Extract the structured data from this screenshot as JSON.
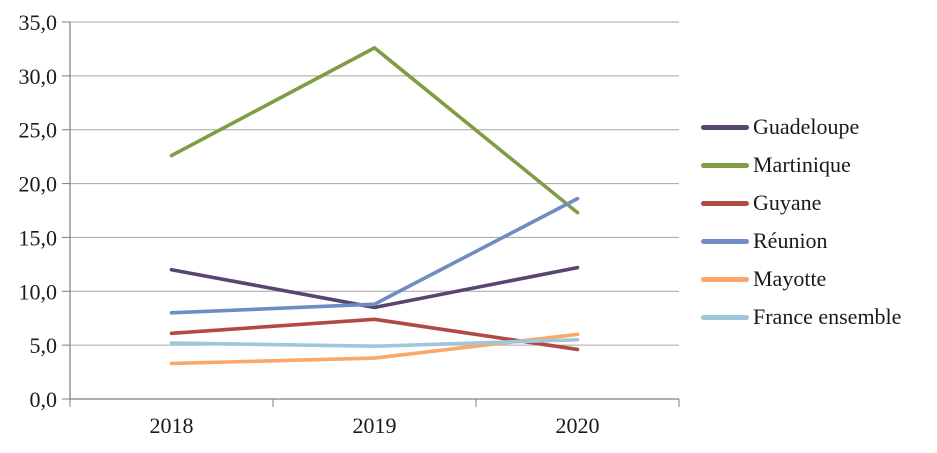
{
  "chart_data": {
    "type": "line",
    "title": "",
    "xlabel": "",
    "ylabel": "",
    "categories": [
      "2018",
      "2019",
      "2020"
    ],
    "series": [
      {
        "name": "Guadeloupe",
        "values": [
          12.0,
          8.5,
          12.2
        ],
        "color": "#584671"
      },
      {
        "name": "Martinique",
        "values": [
          22.6,
          32.6,
          17.3
        ],
        "color": "#7F9D45"
      },
      {
        "name": "Guyane",
        "values": [
          6.1,
          7.4,
          4.6
        ],
        "color": "#B04A45"
      },
      {
        "name": "Réunion",
        "values": [
          8.0,
          8.8,
          18.6
        ],
        "color": "#6F8DC3"
      },
      {
        "name": "Mayotte",
        "values": [
          3.3,
          3.8,
          6.0
        ],
        "color": "#FAA869"
      },
      {
        "name": "France ensemble",
        "values": [
          5.2,
          4.9,
          5.5
        ],
        "color": "#9EC7DC"
      }
    ],
    "ylim": [
      0,
      35
    ],
    "ytick_step": 5,
    "ytick_labels": [
      "0,0",
      "5,0",
      "10,0",
      "15,0",
      "20,0",
      "25,0",
      "30,0",
      "35,0"
    ],
    "grid": true,
    "legend_position": "right"
  },
  "colors": {
    "gridline": "#A6A6A6",
    "axis": "#7F7F7F",
    "text": "#1a1a1a",
    "background": "#FFFFFF"
  }
}
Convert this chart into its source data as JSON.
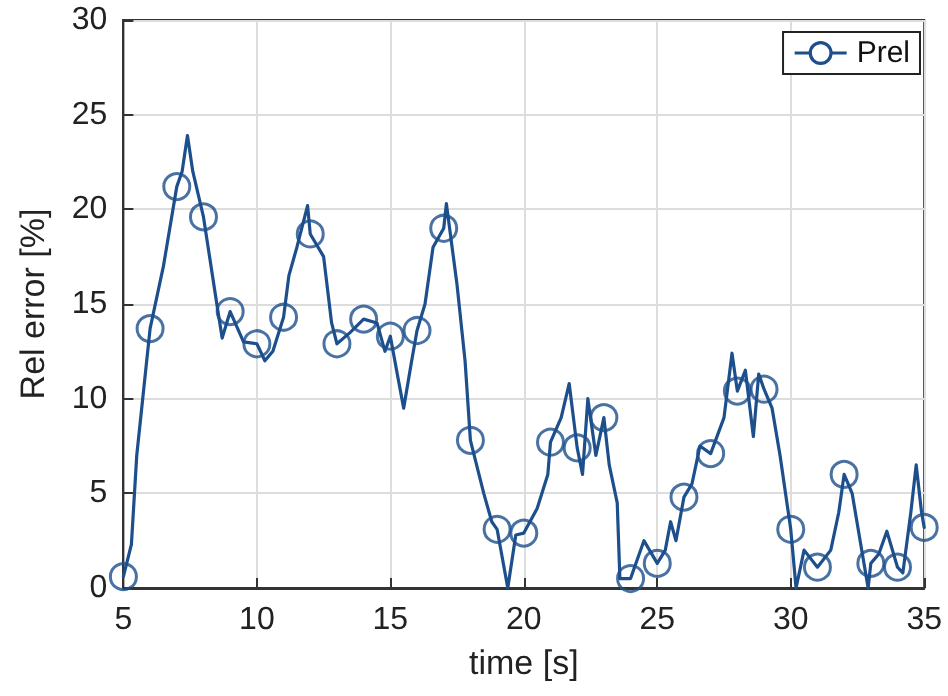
{
  "chart_data": {
    "type": "line",
    "xlabel": "time [s]",
    "ylabel": "Rel error [%]",
    "xlim": [
      5,
      35
    ],
    "xticks": [
      5,
      10,
      15,
      20,
      25,
      30,
      35
    ],
    "ylim": [
      0,
      30
    ],
    "yticks": [
      0,
      5,
      10,
      15,
      20,
      25,
      30
    ],
    "grid": true,
    "legend": "top right",
    "marker": "circle",
    "line_style": "solid",
    "series": [
      {
        "name": "Prel",
        "color": "#1c4f8c",
        "marker": "none",
        "x": [
          5,
          5.3,
          5.5,
          6,
          6.5,
          7,
          7.2,
          7.4,
          7.6,
          8,
          8.5,
          8.7,
          9,
          9.5,
          10,
          10.3,
          10.6,
          11,
          11.2,
          11.5,
          11.9,
          12,
          12.5,
          12.8,
          13,
          13.5,
          14,
          14.5,
          14.8,
          15,
          15.3,
          15.5,
          15.8,
          16,
          16.3,
          16.6,
          17,
          17.1,
          17.5,
          17.8,
          18,
          18.5,
          18.8,
          19,
          19.4,
          19.7,
          20,
          20.5,
          20.9,
          21,
          21.4,
          21.7,
          22,
          22.2,
          22.4,
          22.7,
          23,
          23.2,
          23.5,
          23.6,
          24,
          24.5,
          25,
          25.3,
          25.5,
          25.7,
          26,
          26.3,
          26.6,
          27,
          27.5,
          27.8,
          28,
          28.3,
          28.6,
          28.8,
          29,
          29.3,
          29.6,
          30,
          30.2,
          30.5,
          31,
          31.5,
          31.8,
          32,
          32.3,
          32.6,
          32.9,
          33,
          33.3,
          33.6,
          34,
          34.2,
          34.5,
          34.7,
          34.9,
          35
        ],
        "values": [
          0.6,
          2.3,
          7,
          13.7,
          17,
          21.2,
          22,
          23.9,
          22,
          19.6,
          15,
          13.2,
          14.6,
          13,
          12.9,
          12,
          12.5,
          14.3,
          16.5,
          18,
          20.2,
          18.7,
          17.5,
          14,
          12.9,
          13.5,
          14.2,
          14,
          12.5,
          13.3,
          11,
          9.5,
          12,
          13.6,
          15,
          18,
          19,
          20.3,
          16,
          12,
          7.8,
          5,
          3.5,
          3.1,
          0,
          2.8,
          2.9,
          4.2,
          6,
          7.7,
          9,
          10.8,
          7.4,
          6,
          10,
          7,
          9,
          6.5,
          4.5,
          0.5,
          0.5,
          2.5,
          1.3,
          2,
          3.5,
          2.5,
          4.8,
          5.5,
          7.5,
          7.1,
          9,
          12.4,
          10.4,
          11.5,
          8,
          11.3,
          10.5,
          9.5,
          7,
          3.1,
          0,
          2,
          1.1,
          2,
          4,
          6,
          5,
          2.5,
          0,
          1.3,
          1.8,
          3,
          1.1,
          0.8,
          4,
          6.5,
          4,
          3.2
        ]
      },
      {
        "type": "scatter",
        "color": "#1c4f8c",
        "x": [
          5,
          6,
          7,
          8,
          9,
          10,
          11,
          12,
          13,
          14,
          15,
          16,
          17,
          18,
          19,
          20,
          21,
          22,
          23,
          24,
          25,
          26,
          27,
          28,
          29,
          30,
          31,
          32,
          33,
          34,
          35
        ],
        "values": [
          0.6,
          13.7,
          21.2,
          19.6,
          14.6,
          12.9,
          14.3,
          18.7,
          12.9,
          14.2,
          13.3,
          13.6,
          19,
          7.8,
          3.1,
          2.9,
          7.7,
          7.4,
          9,
          0.5,
          1.3,
          4.8,
          7.1,
          10.4,
          10.5,
          3.1,
          1.1,
          6,
          1.3,
          1.1,
          3.2
        ]
      }
    ]
  }
}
================
### Task requirements:
Reproduce each entry precisely, dropping only the pictures.

### Reply to the task:
Extract the structured data from this screenshot as JSON.
{
  "chart_data": {
    "type": "line",
    "title": "",
    "xlabel": "",
    "ylabel": "",
    "categories": [
      "2018",
      "2019",
      "2020"
    ],
    "series": [
      {
        "name": "Guadeloupe",
        "values": [
          12.0,
          8.5,
          12.2
        ],
        "color": "#584671"
      },
      {
        "name": "Martinique",
        "values": [
          22.6,
          32.6,
          17.3
        ],
        "color": "#7F9D45"
      },
      {
        "name": "Guyane",
        "values": [
          6.1,
          7.4,
          4.6
        ],
        "color": "#B04A45"
      },
      {
        "name": "Réunion",
        "values": [
          8.0,
          8.8,
          18.6
        ],
        "color": "#6F8DC3"
      },
      {
        "name": "Mayotte",
        "values": [
          3.3,
          3.8,
          6.0
        ],
        "color": "#FAA869"
      },
      {
        "name": "France ensemble",
        "values": [
          5.2,
          4.9,
          5.5
        ],
        "color": "#9EC7DC"
      }
    ],
    "ylim": [
      0,
      35
    ],
    "ytick_step": 5,
    "ytick_labels": [
      "0,0",
      "5,0",
      "10,0",
      "15,0",
      "20,0",
      "25,0",
      "30,0",
      "35,0"
    ],
    "grid": true,
    "legend_position": "right"
  },
  "colors": {
    "gridline": "#A6A6A6",
    "axis": "#7F7F7F",
    "text": "#1a1a1a",
    "background": "#FFFFFF"
  }
}
Convert this chart into its source data as JSON.
{
  "chart_data": {
    "type": "line",
    "xlabel": "time [s]",
    "ylabel": "Rel error [%]",
    "xlim": [
      5,
      35
    ],
    "xticks": [
      5,
      10,
      15,
      20,
      25,
      30,
      35
    ],
    "ylim": [
      0,
      30
    ],
    "yticks": [
      0,
      5,
      10,
      15,
      20,
      25,
      30
    ],
    "grid": true,
    "legend": "top right",
    "marker": "circle",
    "line_style": "solid",
    "series": [
      {
        "name": "Prel",
        "color": "#1c4f8c",
        "marker": "none",
        "x": [
          5,
          5.3,
          5.5,
          6,
          6.5,
          7,
          7.2,
          7.4,
          7.6,
          8,
          8.5,
          8.7,
          9,
          9.5,
          10,
          10.3,
          10.6,
          11,
          11.2,
          11.5,
          11.9,
          12,
          12.5,
          12.8,
          13,
          13.5,
          14,
          14.5,
          14.8,
          15,
          15.3,
          15.5,
          15.8,
          16,
          16.3,
          16.6,
          17,
          17.1,
          17.5,
          17.8,
          18,
          18.5,
          18.8,
          19,
          19.4,
          19.7,
          20,
          20.5,
          20.9,
          21,
          21.4,
          21.7,
          22,
          22.2,
          22.4,
          22.7,
          23,
          23.2,
          23.5,
          23.6,
          24,
          24.5,
          25,
          25.3,
          25.5,
          25.7,
          26,
          26.3,
          26.6,
          27,
          27.5,
          27.8,
          28,
          28.3,
          28.6,
          28.8,
          29,
          29.3,
          29.6,
          30,
          30.2,
          30.5,
          31,
          31.5,
          31.8,
          32,
          32.3,
          32.6,
          32.9,
          33,
          33.3,
          33.6,
          34,
          34.2,
          34.5,
          34.7,
          34.9,
          35
        ],
        "values": [
          0.6,
          2.3,
          7,
          13.7,
          17,
          21.2,
          22,
          23.9,
          22,
          19.6,
          15,
          13.2,
          14.6,
          13,
          12.9,
          12,
          12.5,
          14.3,
          16.5,
          18,
          20.2,
          18.7,
          17.5,
          14,
          12.9,
          13.5,
          14.2,
          14,
          12.5,
          13.3,
          11,
          9.5,
          12,
          13.6,
          15,
          18,
          19,
          20.3,
          16,
          12,
          7.8,
          5,
          3.5,
          3.1,
          0,
          2.8,
          2.9,
          4.2,
          6,
          7.7,
          9,
          10.8,
          7.4,
          6,
          10,
          7,
          9,
          6.5,
          4.5,
          0.5,
          0.5,
          2.5,
          1.3,
          2,
          3.5,
          2.5,
          4.8,
          5.5,
          7.5,
          7.1,
          9,
          12.4,
          10.4,
          11.5,
          8,
          11.3,
          10.5,
          9.5,
          7,
          3.1,
          0,
          2,
          1.1,
          2,
          4,
          6,
          5,
          2.5,
          0,
          1.3,
          1.8,
          3,
          1.1,
          0.8,
          4,
          6.5,
          4,
          3.2
        ]
      },
      {
        "type": "scatter",
        "color": "#1c4f8c",
        "x": [
          5,
          6,
          7,
          8,
          9,
          10,
          11,
          12,
          13,
          14,
          15,
          16,
          17,
          18,
          19,
          20,
          21,
          22,
          23,
          24,
          25,
          26,
          27,
          28,
          29,
          30,
          31,
          32,
          33,
          34,
          35
        ],
        "values": [
          0.6,
          13.7,
          21.2,
          19.6,
          14.6,
          12.9,
          14.3,
          18.7,
          12.9,
          14.2,
          13.3,
          13.6,
          19,
          7.8,
          3.1,
          2.9,
          7.7,
          7.4,
          9,
          0.5,
          1.3,
          4.8,
          7.1,
          10.4,
          10.5,
          3.1,
          1.1,
          6,
          1.3,
          1.1,
          3.2
        ]
      }
    ]
  }
}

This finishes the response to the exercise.